- _Prompt_:
Rename every "fraction-numerator" in the items below to "numerator", and reproduce all other lines unchanged. Leave the pictures out of your answer.

===============

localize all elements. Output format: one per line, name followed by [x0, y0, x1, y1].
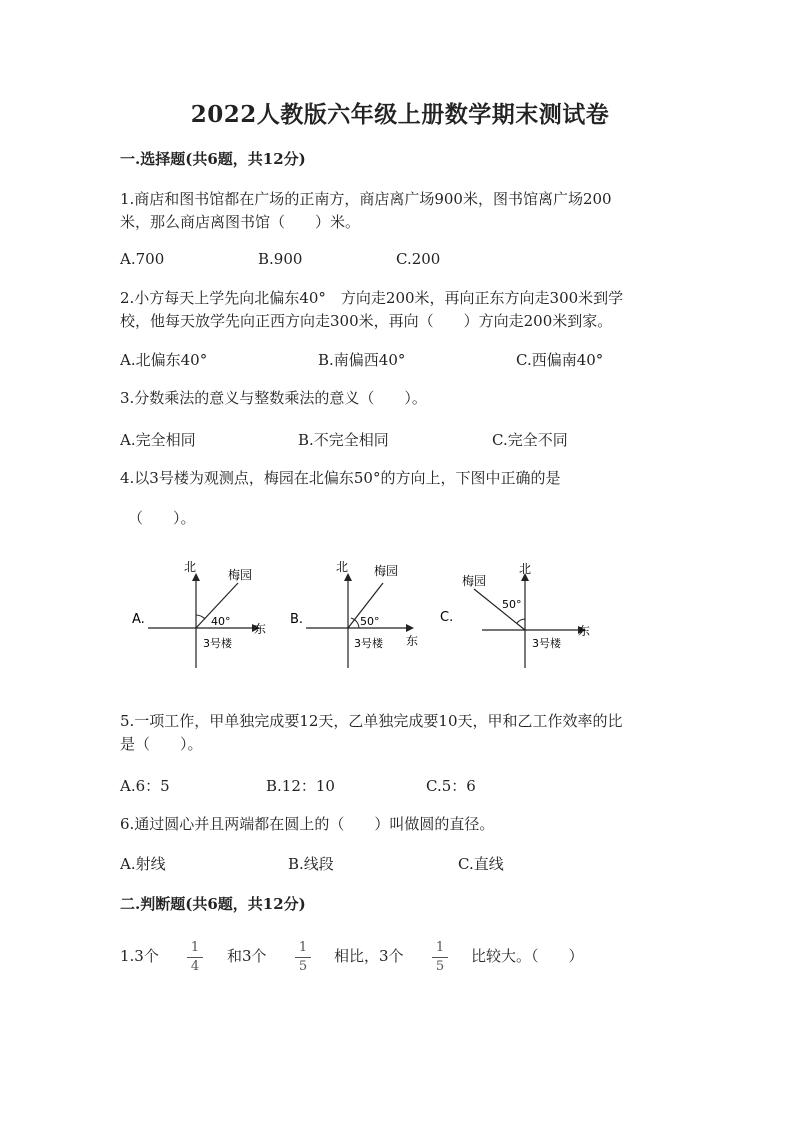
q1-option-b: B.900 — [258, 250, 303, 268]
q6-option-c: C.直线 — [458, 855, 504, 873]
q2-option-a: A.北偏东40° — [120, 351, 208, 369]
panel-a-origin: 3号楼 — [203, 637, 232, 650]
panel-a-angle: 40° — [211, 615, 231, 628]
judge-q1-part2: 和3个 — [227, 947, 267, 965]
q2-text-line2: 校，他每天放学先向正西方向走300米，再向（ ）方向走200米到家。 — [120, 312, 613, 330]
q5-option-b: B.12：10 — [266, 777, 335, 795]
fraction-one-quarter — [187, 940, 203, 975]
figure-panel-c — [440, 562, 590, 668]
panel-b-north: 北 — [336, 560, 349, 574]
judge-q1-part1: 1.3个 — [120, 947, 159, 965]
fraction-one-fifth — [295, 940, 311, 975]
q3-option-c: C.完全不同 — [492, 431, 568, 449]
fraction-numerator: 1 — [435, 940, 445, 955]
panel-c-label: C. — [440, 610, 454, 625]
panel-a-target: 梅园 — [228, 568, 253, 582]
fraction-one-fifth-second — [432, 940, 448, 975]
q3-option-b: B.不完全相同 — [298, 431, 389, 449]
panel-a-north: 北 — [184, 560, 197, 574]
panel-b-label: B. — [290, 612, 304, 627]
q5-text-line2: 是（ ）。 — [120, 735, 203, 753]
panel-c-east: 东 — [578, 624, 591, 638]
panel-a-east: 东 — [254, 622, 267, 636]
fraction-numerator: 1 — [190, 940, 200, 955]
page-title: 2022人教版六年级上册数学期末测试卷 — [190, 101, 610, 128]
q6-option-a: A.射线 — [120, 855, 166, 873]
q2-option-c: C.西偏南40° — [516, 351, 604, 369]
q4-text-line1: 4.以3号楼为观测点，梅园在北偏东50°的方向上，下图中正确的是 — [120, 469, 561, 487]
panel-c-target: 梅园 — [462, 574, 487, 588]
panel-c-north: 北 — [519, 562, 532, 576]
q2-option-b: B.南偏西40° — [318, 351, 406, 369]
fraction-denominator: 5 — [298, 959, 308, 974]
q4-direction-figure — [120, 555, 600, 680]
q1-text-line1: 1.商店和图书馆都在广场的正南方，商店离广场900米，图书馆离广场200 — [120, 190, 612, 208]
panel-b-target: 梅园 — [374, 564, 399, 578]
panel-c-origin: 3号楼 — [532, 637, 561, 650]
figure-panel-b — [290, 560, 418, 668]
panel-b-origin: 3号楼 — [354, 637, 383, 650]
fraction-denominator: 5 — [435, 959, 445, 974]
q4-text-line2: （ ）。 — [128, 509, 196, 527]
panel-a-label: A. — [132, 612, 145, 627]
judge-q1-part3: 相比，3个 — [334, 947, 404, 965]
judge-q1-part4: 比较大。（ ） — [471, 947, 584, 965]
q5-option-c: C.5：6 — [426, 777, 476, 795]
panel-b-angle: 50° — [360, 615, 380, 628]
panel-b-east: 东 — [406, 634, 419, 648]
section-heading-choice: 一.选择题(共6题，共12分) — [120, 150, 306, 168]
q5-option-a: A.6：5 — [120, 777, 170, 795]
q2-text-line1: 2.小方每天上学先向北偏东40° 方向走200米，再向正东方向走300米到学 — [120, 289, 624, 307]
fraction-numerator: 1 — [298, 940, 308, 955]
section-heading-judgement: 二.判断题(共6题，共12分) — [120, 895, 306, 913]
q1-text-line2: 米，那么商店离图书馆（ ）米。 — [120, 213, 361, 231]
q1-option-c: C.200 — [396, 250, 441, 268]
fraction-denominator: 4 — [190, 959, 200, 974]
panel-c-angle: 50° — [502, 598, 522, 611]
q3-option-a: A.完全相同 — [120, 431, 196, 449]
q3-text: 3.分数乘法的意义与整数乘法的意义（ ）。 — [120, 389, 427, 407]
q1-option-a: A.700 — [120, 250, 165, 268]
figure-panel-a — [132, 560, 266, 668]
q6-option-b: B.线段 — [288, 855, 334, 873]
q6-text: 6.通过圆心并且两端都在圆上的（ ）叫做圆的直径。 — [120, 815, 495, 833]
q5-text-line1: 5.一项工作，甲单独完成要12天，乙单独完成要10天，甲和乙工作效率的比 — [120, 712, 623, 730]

===============

- _Solved problem_:
localize all elements. Output format: one per line, name followed by [x0, y0, x1, y1].
q1-option-b: B.900 — [258, 250, 303, 268]
q6-option-c: C.直线 — [458, 855, 504, 873]
q2-option-a: A.北偏东40° — [120, 351, 208, 369]
panel-a-origin: 3号楼 — [203, 637, 232, 650]
panel-a-angle: 40° — [211, 615, 231, 628]
judge-q1-part2: 和3个 — [227, 947, 267, 965]
q2-text-line2: 校，他每天放学先向正西方向走300米，再向（ ）方向走200米到家。 — [120, 312, 613, 330]
q5-option-b: B.12：10 — [266, 777, 335, 795]
fraction-one-quarter — [187, 940, 203, 975]
figure-panel-c — [440, 562, 590, 668]
panel-b-north: 北 — [336, 560, 349, 574]
judge-q1-part1: 1.3个 — [120, 947, 159, 965]
fraction-one-fifth — [295, 940, 311, 975]
q3-option-c: C.完全不同 — [492, 431, 568, 449]
numerator: 1 — [435, 940, 445, 955]
panel-c-label: C. — [440, 610, 454, 625]
panel-a-target: 梅园 — [228, 568, 253, 582]
fraction-one-fifth-second — [432, 940, 448, 975]
q3-option-b: B.不完全相同 — [298, 431, 389, 449]
panel-a-north: 北 — [184, 560, 197, 574]
panel-b-label: B. — [290, 612, 304, 627]
q5-text-line2: 是（ ）。 — [120, 735, 203, 753]
panel-c-east: 东 — [578, 624, 591, 638]
panel-a-east: 东 — [254, 622, 267, 636]
numerator: 1 — [190, 940, 200, 955]
page-title: 2022人教版六年级上册数学期末测试卷 — [190, 101, 610, 128]
q6-option-a: A.射线 — [120, 855, 166, 873]
q2-option-c: C.西偏南40° — [516, 351, 604, 369]
q4-text-line1: 4.以3号楼为观测点，梅园在北偏东50°的方向上，下图中正确的是 — [120, 469, 561, 487]
panel-c-target: 梅园 — [462, 574, 487, 588]
panel-c-north: 北 — [519, 562, 532, 576]
q2-option-b: B.南偏西40° — [318, 351, 406, 369]
fraction-denominator: 5 — [298, 959, 308, 974]
q4-direction-figure — [120, 555, 600, 680]
q1-text-line1: 1.商店和图书馆都在广场的正南方，商店离广场900米，图书馆离广场200 — [120, 190, 612, 208]
panel-b-target: 梅园 — [374, 564, 399, 578]
panel-c-origin: 3号楼 — [532, 637, 561, 650]
figure-panel-b — [290, 560, 418, 668]
panel-b-origin: 3号楼 — [354, 637, 383, 650]
fraction-denominator: 5 — [435, 959, 445, 974]
q4-text-line2: （ ）。 — [128, 509, 196, 527]
panel-a-label: A. — [132, 612, 145, 627]
judge-q1-part3: 相比，3个 — [334, 947, 404, 965]
judge-q1-part4: 比较大。（ ） — [471, 947, 584, 965]
q5-option-c: C.5：6 — [426, 777, 476, 795]
panel-b-angle: 50° — [360, 615, 380, 628]
panel-b-east: 东 — [406, 634, 419, 648]
section-heading-choice: 一.选择题(共6题，共12分) — [120, 150, 306, 168]
q5-option-a: A.6：5 — [120, 777, 170, 795]
q2-text-line1: 2.小方每天上学先向北偏东40° 方向走200米，再向正东方向走300米到学 — [120, 289, 624, 307]
numerator: 1 — [298, 940, 308, 955]
section-heading-judgement: 二.判断题(共6题，共12分) — [120, 895, 306, 913]
q1-text-line2: 米，那么商店离图书馆（ ）米。 — [120, 213, 361, 231]
q1-option-c: C.200 — [396, 250, 441, 268]
fraction-denominator: 4 — [190, 959, 200, 974]
panel-c-angle: 50° — [502, 598, 522, 611]
q3-option-a: A.完全相同 — [120, 431, 196, 449]
q3-text: 3.分数乘法的意义与整数乘法的意义（ ）。 — [120, 389, 427, 407]
q1-option-a: A.700 — [120, 250, 165, 268]
figure-panel-a — [132, 560, 266, 668]
q6-option-b: B.线段 — [288, 855, 334, 873]
q6-text: 6.通过圆心并且两端都在圆上的（ ）叫做圆的直径。 — [120, 815, 495, 833]
q5-text-line1: 5.一项工作，甲单独完成要12天，乙单独完成要10天，甲和乙工作效率的比 — [120, 712, 623, 730]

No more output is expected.